[begin Exercise material]

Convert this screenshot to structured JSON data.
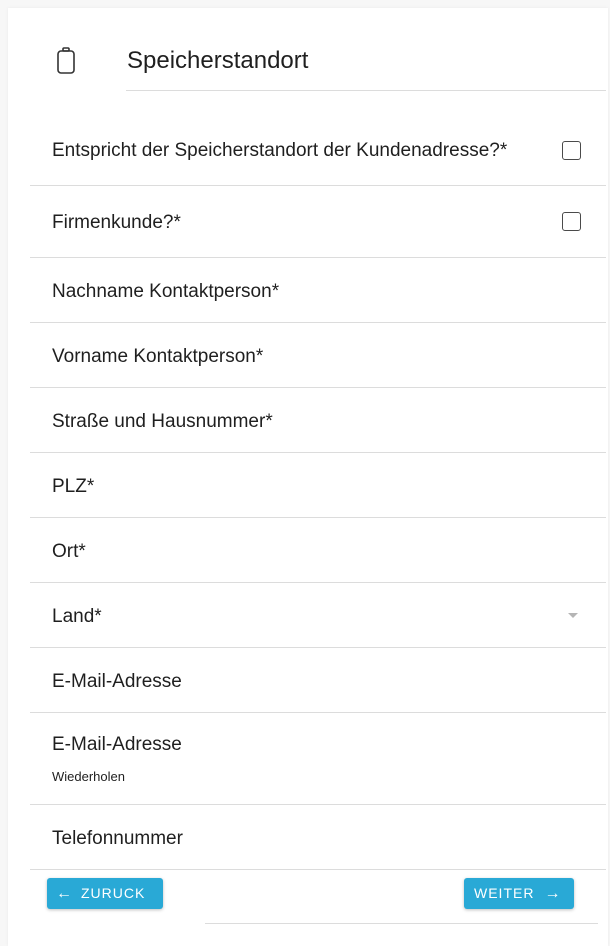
{
  "header": {
    "title": "Speicherstandort",
    "icon": "battery-icon"
  },
  "fields": {
    "same_address": {
      "label": "Entspricht der Speicherstandort der Kundenadresse?*",
      "checked": false
    },
    "business_customer": {
      "label": "Firmenkunde?*",
      "checked": false
    },
    "last_name": {
      "label": "Nachname Kontaktperson*",
      "value": ""
    },
    "first_name": {
      "label": "Vorname Kontaktperson*",
      "value": ""
    },
    "street": {
      "label": "Straße und Hausnummer*",
      "value": ""
    },
    "zip": {
      "label": "PLZ*",
      "value": ""
    },
    "city": {
      "label": "Ort*",
      "value": ""
    },
    "country": {
      "label": "Land*",
      "value": ""
    },
    "email": {
      "label": "E-Mail-Adresse",
      "value": ""
    },
    "email_repeat": {
      "label": "E-Mail-Adresse",
      "sublabel": "Wiederholen",
      "value": ""
    },
    "phone": {
      "label": "Telefonnummer",
      "value": ""
    }
  },
  "buttons": {
    "back": {
      "label": "ZURUCK",
      "icon": "arrow-left-icon",
      "arrow": "←"
    },
    "next": {
      "label": "WEITER",
      "icon": "arrow-right-icon",
      "arrow": "→"
    }
  },
  "colors": {
    "accent": "#29a9d6",
    "divider": "#dcdcdc",
    "text": "#1f1f1f"
  }
}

[end Exercise material]

## What to produce
Using the material above, set down every line exactly, but skip the pictures.

## Answer to the exercise
Convert this screenshot to structured JSON data.
{
  "header": {
    "title": "Speicherstandort",
    "icon": "battery-icon"
  },
  "fields": {
    "same_address": {
      "label": "Entspricht der Speicherstandort der Kundenadresse?*",
      "checked": false
    },
    "business_customer": {
      "label": "Firmenkunde?*",
      "checked": false
    },
    "last_name": {
      "label": "Nachname Kontaktperson*",
      "value": ""
    },
    "first_name": {
      "label": "Vorname Kontaktperson*",
      "value": ""
    },
    "street": {
      "label": "Straße und Hausnummer*",
      "value": ""
    },
    "zip": {
      "label": "PLZ*",
      "value": ""
    },
    "city": {
      "label": "Ort*",
      "value": ""
    },
    "country": {
      "label": "Land*",
      "value": ""
    },
    "email": {
      "label": "E-Mail-Adresse",
      "value": ""
    },
    "email_repeat": {
      "label": "E-Mail-Adresse",
      "sublabel": "Wiederholen",
      "value": ""
    },
    "phone": {
      "label": "Telefonnummer",
      "value": ""
    }
  },
  "buttons": {
    "back": {
      "label": "ZURUCK",
      "icon": "arrow-left-icon",
      "arrow": "←"
    },
    "next": {
      "label": "WEITER",
      "icon": "arrow-right-icon",
      "arrow": "→"
    }
  },
  "colors": {
    "accent": "#29a9d6",
    "divider": "#dcdcdc",
    "text": "#1f1f1f"
  }
}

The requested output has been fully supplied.